Exercise prompt. Output every line of the material exactly, omitting images.

Records for processing.
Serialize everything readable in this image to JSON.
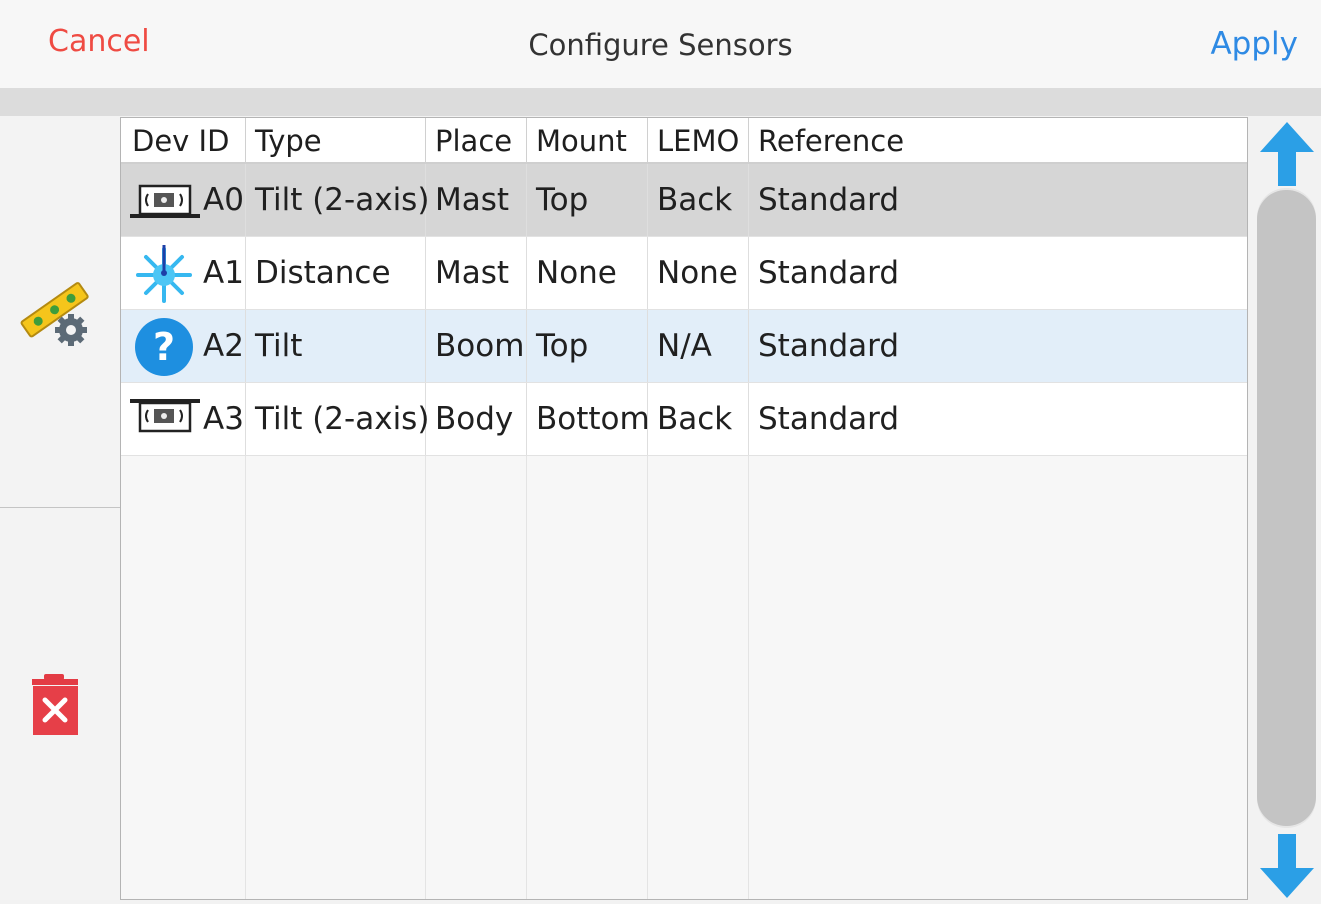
{
  "header": {
    "cancel_label": "Cancel",
    "title": "Configure Sensors",
    "apply_label": "Apply",
    "colors": {
      "cancel": "#ef4b43",
      "apply": "#2e8ae4"
    }
  },
  "sidebar": {
    "config_icon": "level-gear-icon",
    "delete_icon": "trash-delete-icon"
  },
  "table": {
    "columns": [
      "Dev ID",
      "Type",
      "Place",
      "Mount",
      "LEMO",
      "Reference"
    ],
    "rows": [
      {
        "icon": "tilt-2axis-sensor-icon",
        "id": "A0",
        "type": "Tilt (2-axis)",
        "place": "Mast",
        "mount": "Top",
        "lemo": "Back",
        "reference": "Standard",
        "state": "selected"
      },
      {
        "icon": "distance-laser-icon",
        "id": "A1",
        "type": "Distance",
        "place": "Mast",
        "mount": "None",
        "lemo": "None",
        "reference": "Standard",
        "state": "normal"
      },
      {
        "icon": "help-question-icon",
        "id": "A2",
        "type": "Tilt",
        "place": "Boom",
        "mount": "Top",
        "lemo": "N/A",
        "reference": "Standard",
        "state": "highlighted"
      },
      {
        "icon": "tilt-2axis-inverted-sensor-icon",
        "id": "A3",
        "type": "Tilt (2-axis)",
        "place": "Body",
        "mount": "Bottom",
        "lemo": "Back",
        "reference": "Standard",
        "state": "normal"
      }
    ]
  },
  "scrollbar": {
    "up_icon": "arrow-up-icon",
    "down_icon": "arrow-down-icon",
    "accent": "#2b9fe6"
  }
}
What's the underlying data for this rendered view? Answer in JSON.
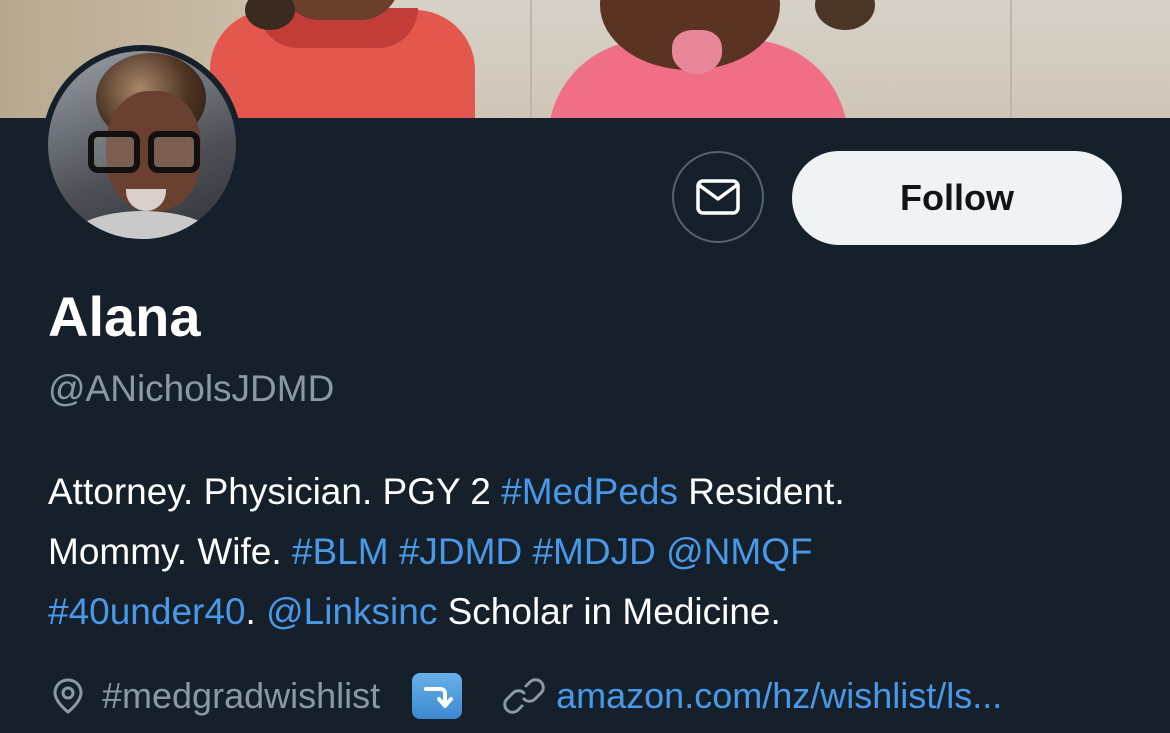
{
  "profile": {
    "name": "Alana",
    "handle": "@ANicholsJDMD",
    "follow_label": "Follow",
    "bio": {
      "line1": {
        "t1": "Attorney. Physician. PGY 2 ",
        "h1": "#MedPeds",
        "t2": " Resident."
      },
      "line2": {
        "t1": "Mommy. Wife. ",
        "h1": "#BLM",
        "sp1": " ",
        "h2": "#JDMD",
        "sp2": " ",
        "h3": "#MDJD",
        "sp3": " ",
        "h4": "@NMQF"
      },
      "line3": {
        "h1": "#40under40",
        "t1": ". ",
        "h2": "@Linksinc",
        "t2": " Scholar in Medicine."
      }
    },
    "location": "#medgradwishlist",
    "location_emoji": "arrow-right-curving-down-emoji",
    "website": "amazon.com/hz/wishlist/ls..."
  },
  "icons": {
    "message": "envelope-icon",
    "location": "location-pin-icon",
    "website": "link-icon"
  },
  "colors": {
    "background": "#15202b",
    "link": "#4a99e9",
    "secondary_text": "#8b98a5",
    "follow_bg": "#eff3f4"
  }
}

Answer to this problem.
Serialize everything readable in this image to JSON.
{
  "header": {
    "cancel_label": "Cancel",
    "title": "Configure Sensors",
    "apply_label": "Apply",
    "colors": {
      "cancel": "#ef4b43",
      "apply": "#2e8ae4"
    }
  },
  "sidebar": {
    "config_icon": "level-gear-icon",
    "delete_icon": "trash-delete-icon"
  },
  "table": {
    "columns": [
      "Dev ID",
      "Type",
      "Place",
      "Mount",
      "LEMO",
      "Reference"
    ],
    "rows": [
      {
        "icon": "tilt-2axis-sensor-icon",
        "id": "A0",
        "type": "Tilt (2-axis)",
        "place": "Mast",
        "mount": "Top",
        "lemo": "Back",
        "reference": "Standard",
        "state": "selected"
      },
      {
        "icon": "distance-laser-icon",
        "id": "A1",
        "type": "Distance",
        "place": "Mast",
        "mount": "None",
        "lemo": "None",
        "reference": "Standard",
        "state": "normal"
      },
      {
        "icon": "help-question-icon",
        "id": "A2",
        "type": "Tilt",
        "place": "Boom",
        "mount": "Top",
        "lemo": "N/A",
        "reference": "Standard",
        "state": "highlighted"
      },
      {
        "icon": "tilt-2axis-inverted-sensor-icon",
        "id": "A3",
        "type": "Tilt (2-axis)",
        "place": "Body",
        "mount": "Bottom",
        "lemo": "Back",
        "reference": "Standard",
        "state": "normal"
      }
    ]
  },
  "scrollbar": {
    "up_icon": "arrow-up-icon",
    "down_icon": "arrow-down-icon",
    "accent": "#2b9fe6"
  }
}
What's the underlying data for this rendered view? Answer in JSON.
{
  "profile": {
    "name": "Alana",
    "handle": "@ANicholsJDMD",
    "follow_label": "Follow",
    "bio": {
      "line1": {
        "t1": "Attorney. Physician. PGY 2 ",
        "h1": "#MedPeds",
        "t2": " Resident."
      },
      "line2": {
        "t1": "Mommy. Wife. ",
        "h1": "#BLM",
        "sp1": " ",
        "h2": "#JDMD",
        "sp2": " ",
        "h3": "#MDJD",
        "sp3": " ",
        "h4": "@NMQF"
      },
      "line3": {
        "h1": "#40under40",
        "t1": ". ",
        "h2": "@Linksinc",
        "t2": " Scholar in Medicine."
      }
    },
    "location": "#medgradwishlist",
    "location_emoji": "arrow-right-curving-down-emoji",
    "website": "amazon.com/hz/wishlist/ls..."
  },
  "icons": {
    "message": "envelope-icon",
    "location": "location-pin-icon",
    "website": "link-icon"
  },
  "colors": {
    "background": "#15202b",
    "link": "#4a99e9",
    "secondary_text": "#8b98a5",
    "follow_bg": "#eff3f4"
  }
}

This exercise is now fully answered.